[Dataset rows]
- - - -
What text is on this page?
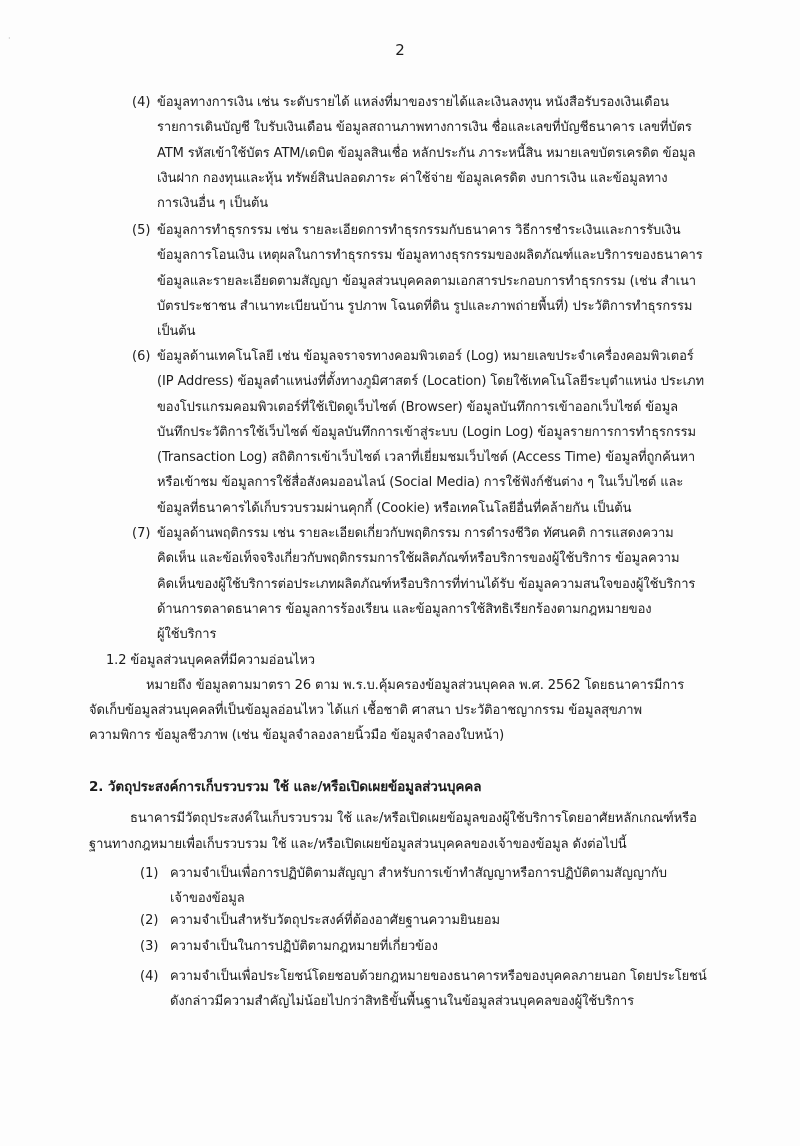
·
2
(4) ข้อมูลทางการเงิน เช่น ระดับรายได้ แหล่งที่มาของรายได้และเงินลงทุน หนังสือรับรองเงินเดือน
รายการเดินบัญชี ใบรับเงินเดือน ข้อมูลสถานภาพทางการเงิน ชื่อและเลขที่บัญชีธนาคาร เลขที่บัตร
ATM รหัสเข้าใช้บัตร ATM/เดบิต ข้อมูลสินเชื่อ หลักประกัน ภาระหนี้สิน หมายเลขบัตรเครดิต ข้อมูล
เงินฝาก กองทุนและหุ้น ทรัพย์สินปลอดภาระ ค่าใช้จ่าย ข้อมูลเครดิต งบการเงิน และข้อมูลทาง
การเงินอื่น ๆ เป็นต้น
(5) ข้อมูลการทำธุรกรรม เช่น รายละเอียดการทำธุรกรรมกับธนาคาร วิธีการชำระเงินและการรับเงิน
ข้อมูลการโอนเงิน เหตุผลในการทำธุรกรรม ข้อมูลทางธุรกรรมของผลิตภัณฑ์และบริการของธนาคาร
ข้อมูลและรายละเอียดตามสัญญา ข้อมูลส่วนบุคคลตามเอกสารประกอบการทำธุรกรรม (เช่น สำเนา
บัตรประชาชน สำเนาทะเบียนบ้าน รูปภาพ โฉนดที่ดิน รูปและภาพถ่ายพื้นที่) ประวัติการทำธุรกรรม
เป็นต้น
(6) ข้อมูลด้านเทคโนโลยี เช่น ข้อมูลจราจรทางคอมพิวเตอร์ (Log) หมายเลขประจำเครื่องคอมพิวเตอร์
(IP Address) ข้อมูลตำแหน่งที่ตั้งทางภูมิศาสตร์ (Location) โดยใช้เทคโนโลยีระบุตำแหน่ง ประเภท
ของโปรแกรมคอมพิวเตอร์ที่ใช้เปิดดูเว็บไซต์ (Browser) ข้อมูลบันทึกการเข้าออกเว็บไซต์ ข้อมูล
บันทึกประวัติการใช้เว็บไซต์ ข้อมูลบันทึกการเข้าสู่ระบบ (Login Log) ข้อมูลรายการการทำธุรกรรม
(Transaction Log) สถิติการเข้าเว็บไซต์ เวลาที่เยี่ยมชมเว็บไซต์ (Access Time) ข้อมูลที่ถูกค้นหา
หรือเข้าชม ข้อมูลการใช้สื่อสังคมออนไลน์ (Social Media) การใช้ฟังก์ชันต่าง ๆ ในเว็บไซต์ และ
ข้อมูลที่ธนาคารได้เก็บรวบรวมผ่านคุกกี้ (Cookie) หรือเทคโนโลยีอื่นที่คล้ายกัน เป็นต้น
(7) ข้อมูลด้านพฤติกรรม เช่น รายละเอียดเกี่ยวกับพฤติกรรม การดำรงชีวิต ทัศนคติ การแสดงความ
คิดเห็น และข้อเท็จจริงเกี่ยวกับพฤติกรรมการใช้ผลิตภัณฑ์หรือบริการของผู้ใช้บริการ ข้อมูลความ
คิดเห็นของผู้ใช้บริการต่อประเภทผลิตภัณฑ์หรือบริการที่ท่านได้รับ ข้อมูลความสนใจของผู้ใช้บริการ
ด้านการตลาดธนาคาร ข้อมูลการร้องเรียน และข้อมูลการใช้สิทธิเรียกร้องตามกฎหมายของ
ผู้ใช้บริการ
1.2 ข้อมูลส่วนบุคคลที่มีความอ่อนไหว
หมายถึง ข้อมูลตามมาตรา 26 ตาม พ.ร.บ.คุ้มครองข้อมูลส่วนบุคคล พ.ศ. 2562 โดยธนาคารมีการ
จัดเก็บข้อมูลส่วนบุคคลที่เป็นข้อมูลอ่อนไหว ได้แก่ เชื้อชาติ ศาสนา ประวัติอาชญากรรม ข้อมูลสุขภาพ
ความพิการ ข้อมูลชีวภาพ (เช่น ข้อมูลจำลองลายนิ้วมือ ข้อมูลจำลองใบหน้า)
2. วัตถุประสงค์การเก็บรวบรวม ใช้ และ/หรือเปิดเผยข้อมูลส่วนบุคคล
ธนาคารมีวัตถุประสงค์ในเก็บรวบรวม ใช้ และ/หรือเปิดเผยข้อมูลของผู้ใช้บริการโดยอาศัยหลักเกณฑ์หรือ
ฐานทางกฎหมายเพื่อเก็บรวบรวม ใช้ และ/หรือเปิดเผยข้อมูลส่วนบุคคลของเจ้าของข้อมูล ดังต่อไปนี้
(1) ความจำเป็นเพื่อการปฏิบัติตามสัญญา สำหรับการเข้าทำสัญญาหรือการปฏิบัติตามสัญญากับ
เจ้าของข้อมูล
(2) ความจำเป็นสำหรับวัตถุประสงค์ที่ต้องอาศัยฐานความยินยอม
(3) ความจำเป็นในการปฏิบัติตามกฎหมายที่เกี่ยวข้อง
(4) ความจำเป็นเพื่อประโยชน์โดยชอบด้วยกฎหมายของธนาคารหรือของบุคคลภายนอก โดยประโยชน์
ดังกล่าวมีความสำคัญไม่น้อยไปกว่าสิทธิขั้นพื้นฐานในข้อมูลส่วนบุคคลของผู้ใช้บริการ
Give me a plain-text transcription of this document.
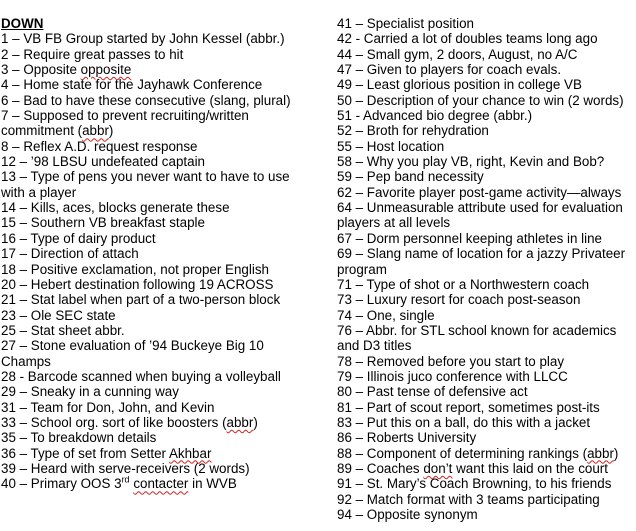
DOWN
1 – VB FB Group started by John Kessel (abbr.)
2 – Require great passes to hit
3 – Opposite opposite
4 – Home state for the Jayhawk Conference
6 – Bad to have these consecutive (slang, plural)
7 – Supposed to prevent recruiting/written commitment (abbr)
8 – Reflex A.D. request response
12 – ’98 LBSU undefeated captain
13 – Type of pens you never want to have to use with a player
14 – Kills, aces, blocks generate these
15 – Southern VB breakfast staple
16 – Type of dairy product
17 – Direction of attach
18 – Positive exclamation, not proper English
20 – Hebert destination following 19 ACROSS
21 – Stat label when part of a two-person block
23 – Ole SEC state
25 – Stat sheet abbr.
27 – Stone evaluation of ’94 Buckeye Big 10 Champs
28 - Barcode scanned when buying a volleyball
29 – Sneaky in a cunning way
31 – Team for Don, John, and Kevin
33 – School org. sort of like boosters (abbr)
35 – To breakdown details
36 – Type of set from Setter Akhbar
39 – Heard with serve-receivers (2 words)
40 – Primary OOS 3rd contacter in WVB
41 – Specialist position
42 - Carried a lot of doubles teams long ago
44 – Small gym, 2 doors, August, no A/C
47 – Given to players for coach evals.
49 – Least glorious position in college VB
50 – Description of your chance to win (2 words)
51 - Advanced bio degree (abbr.)
52 – Broth for rehydration
55 – Host location
58 – Why you play VB, right, Kevin and Bob?
59 – Pep band necessity
62 – Favorite player post-game activity—always
64 – Unmeasurable attribute used for evaluation players at all levels
67 – Dorm personnel keeping athletes in line
69 – Slang name of location for a jazzy Privateer program
71 – Type of shot or a Northwestern coach
73 – Luxury resort for coach post-season
74 – One, single
76 – Abbr. for STL school known for academics and D3 titles
78 – Removed before you start to play
79 – Illinois juco conference with LLCC
80 – Past tense of defensive act
81 – Part of scout report, sometimes post-its
83 – Put this on a ball, do this with a jacket
86 – Roberts University
88 – Component of determining rankings (abbr)
89 – Coaches don’t want this laid on the court
91 – St. Mary’s Coach Browning, to his friends
92 – Match format with 3 teams participating
94 – Opposite synonym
- - - -
INSTRUCTIONS FOR THE TASK ▸
All of the data above should be quoted exactly, except for the pictures.

TASK OUTPUT ▸
What text is on this page?
·
2
(4) ข้อมูลทางการเงิน เช่น ระดับรายได้ แหล่งที่มาของรายได้และเงินลงทุน หนังสือรับรองเงินเดือน
รายการเดินบัญชี ใบรับเงินเดือน ข้อมูลสถานภาพทางการเงิน ชื่อและเลขที่บัญชีธนาคาร เลขที่บัตร
ATM รหัสเข้าใช้บัตร ATM/เดบิต ข้อมูลสินเชื่อ หลักประกัน ภาระหนี้สิน หมายเลขบัตรเครดิต ข้อมูล
เงินฝาก กองทุนและหุ้น ทรัพย์สินปลอดภาระ ค่าใช้จ่าย ข้อมูลเครดิต งบการเงิน และข้อมูลทาง
การเงินอื่น ๆ เป็นต้น
(5) ข้อมูลการทำธุรกรรม เช่น รายละเอียดการทำธุรกรรมกับธนาคาร วิธีการชำระเงินและการรับเงิน
ข้อมูลการโอนเงิน เหตุผลในการทำธุรกรรม ข้อมูลทางธุรกรรมของผลิตภัณฑ์และบริการของธนาคาร
ข้อมูลและรายละเอียดตามสัญญา ข้อมูลส่วนบุคคลตามเอกสารประกอบการทำธุรกรรม (เช่น สำเนา
บัตรประชาชน สำเนาทะเบียนบ้าน รูปภาพ โฉนดที่ดิน รูปและภาพถ่ายพื้นที่) ประวัติการทำธุรกรรม
เป็นต้น
(6) ข้อมูลด้านเทคโนโลยี เช่น ข้อมูลจราจรทางคอมพิวเตอร์ (Log) หมายเลขประจำเครื่องคอมพิวเตอร์
(IP Address) ข้อมูลตำแหน่งที่ตั้งทางภูมิศาสตร์ (Location) โดยใช้เทคโนโลยีระบุตำแหน่ง ประเภท
ของโปรแกรมคอมพิวเตอร์ที่ใช้เปิดดูเว็บไซต์ (Browser) ข้อมูลบันทึกการเข้าออกเว็บไซต์ ข้อมูล
บันทึกประวัติการใช้เว็บไซต์ ข้อมูลบันทึกการเข้าสู่ระบบ (Login Log) ข้อมูลรายการการทำธุรกรรม
(Transaction Log) สถิติการเข้าเว็บไซต์ เวลาที่เยี่ยมชมเว็บไซต์ (Access Time) ข้อมูลที่ถูกค้นหา
หรือเข้าชม ข้อมูลการใช้สื่อสังคมออนไลน์ (Social Media) การใช้ฟังก์ชันต่าง ๆ ในเว็บไซต์ และ
ข้อมูลที่ธนาคารได้เก็บรวบรวมผ่านคุกกี้ (Cookie) หรือเทคโนโลยีอื่นที่คล้ายกัน เป็นต้น
(7) ข้อมูลด้านพฤติกรรม เช่น รายละเอียดเกี่ยวกับพฤติกรรม การดำรงชีวิต ทัศนคติ การแสดงความ
คิดเห็น และข้อเท็จจริงเกี่ยวกับพฤติกรรมการใช้ผลิตภัณฑ์หรือบริการของผู้ใช้บริการ ข้อมูลความ
คิดเห็นของผู้ใช้บริการต่อประเภทผลิตภัณฑ์หรือบริการที่ท่านได้รับ ข้อมูลความสนใจของผู้ใช้บริการ
ด้านการตลาดธนาคาร ข้อมูลการร้องเรียน และข้อมูลการใช้สิทธิเรียกร้องตามกฎหมายของ
ผู้ใช้บริการ
1.2 ข้อมูลส่วนบุคคลที่มีความอ่อนไหว
หมายถึง ข้อมูลตามมาตรา 26 ตาม พ.ร.บ.คุ้มครองข้อมูลส่วนบุคคล พ.ศ. 2562 โดยธนาคารมีการ
จัดเก็บข้อมูลส่วนบุคคลที่เป็นข้อมูลอ่อนไหว ได้แก่ เชื้อชาติ ศาสนา ประวัติอาชญากรรม ข้อมูลสุขภาพ
ความพิการ ข้อมูลชีวภาพ (เช่น ข้อมูลจำลองลายนิ้วมือ ข้อมูลจำลองใบหน้า)
2. วัตถุประสงค์การเก็บรวบรวม ใช้ และ/หรือเปิดเผยข้อมูลส่วนบุคคล
ธนาคารมีวัตถุประสงค์ในเก็บรวบรวม ใช้ และ/หรือเปิดเผยข้อมูลของผู้ใช้บริการโดยอาศัยหลักเกณฑ์หรือ
ฐานทางกฎหมายเพื่อเก็บรวบรวม ใช้ และ/หรือเปิดเผยข้อมูลส่วนบุคคลของเจ้าของข้อมูล ดังต่อไปนี้
(1) ความจำเป็นเพื่อการปฏิบัติตามสัญญา สำหรับการเข้าทำสัญญาหรือการปฏิบัติตามสัญญากับ
เจ้าของข้อมูล
(2) ความจำเป็นสำหรับวัตถุประสงค์ที่ต้องอาศัยฐานความยินยอม
(3) ความจำเป็นในการปฏิบัติตามกฎหมายที่เกี่ยวข้อง
(4) ความจำเป็นเพื่อประโยชน์โดยชอบด้วยกฎหมายของธนาคารหรือของบุคคลภายนอก โดยประโยชน์
ดังกล่าวมีความสำคัญไม่น้อยไปกว่าสิทธิขั้นพื้นฐานในข้อมูลส่วนบุคคลของผู้ใช้บริการ
Give me a plain-text transcription of this document.
DOWN
1 – VB FB Group started by John Kessel (abbr.)
2 – Require great passes to hit
3 – Opposite opposite
4 – Home state for the Jayhawk Conference
6 – Bad to have these consecutive (slang, plural)
7 – Supposed to prevent recruiting/written commitment (abbr)
8 – Reflex A.D. request response
12 – ’98 LBSU undefeated captain
13 – Type of pens you never want to have to use with a player
14 – Kills, aces, blocks generate these
15 – Southern VB breakfast staple
16 – Type of dairy product
17 – Direction of attach
18 – Positive exclamation, not proper English
20 – Hebert destination following 19 ACROSS
21 – Stat label when part of a two-person block
23 – Ole SEC state
25 – Stat sheet abbr.
27 – Stone evaluation of ’94 Buckeye Big 10 Champs
28 - Barcode scanned when buying a volleyball
29 – Sneaky in a cunning way
31 – Team for Don, John, and Kevin
33 – School org. sort of like boosters (abbr)
35 – To breakdown details
36 – Type of set from Setter Akhbar
39 – Heard with serve-receivers (2 words)
40 – Primary OOS 3rd contacter in WVB
41 – Specialist position
42 - Carried a lot of doubles teams long ago
44 – Small gym, 2 doors, August, no A/C
47 – Given to players for coach evals.
49 – Least glorious position in college VB
50 – Description of your chance to win (2 words)
51 - Advanced bio degree (abbr.)
52 – Broth for rehydration
55 – Host location
58 – Why you play VB, right, Kevin and Bob?
59 – Pep band necessity
62 – Favorite player post-game activity—always
64 – Unmeasurable attribute used for evaluation players at all levels
67 – Dorm personnel keeping athletes in line
69 – Slang name of location for a jazzy Privateer program
71 – Type of shot or a Northwestern coach
73 – Luxury resort for coach post-season
74 – One, single
76 – Abbr. for STL school known for academics and D3 titles
78 – Removed before you start to play
79 – Illinois juco conference with LLCC
80 – Past tense of defensive act
81 – Part of scout report, sometimes post-its
83 – Put this on a ball, do this with a jacket
86 – Roberts University
88 – Component of determining rankings (abbr)
89 – Coaches don’t want this laid on the court
91 – St. Mary’s Coach Browning, to his friends
92 – Match format with 3 teams participating
94 – Opposite synonym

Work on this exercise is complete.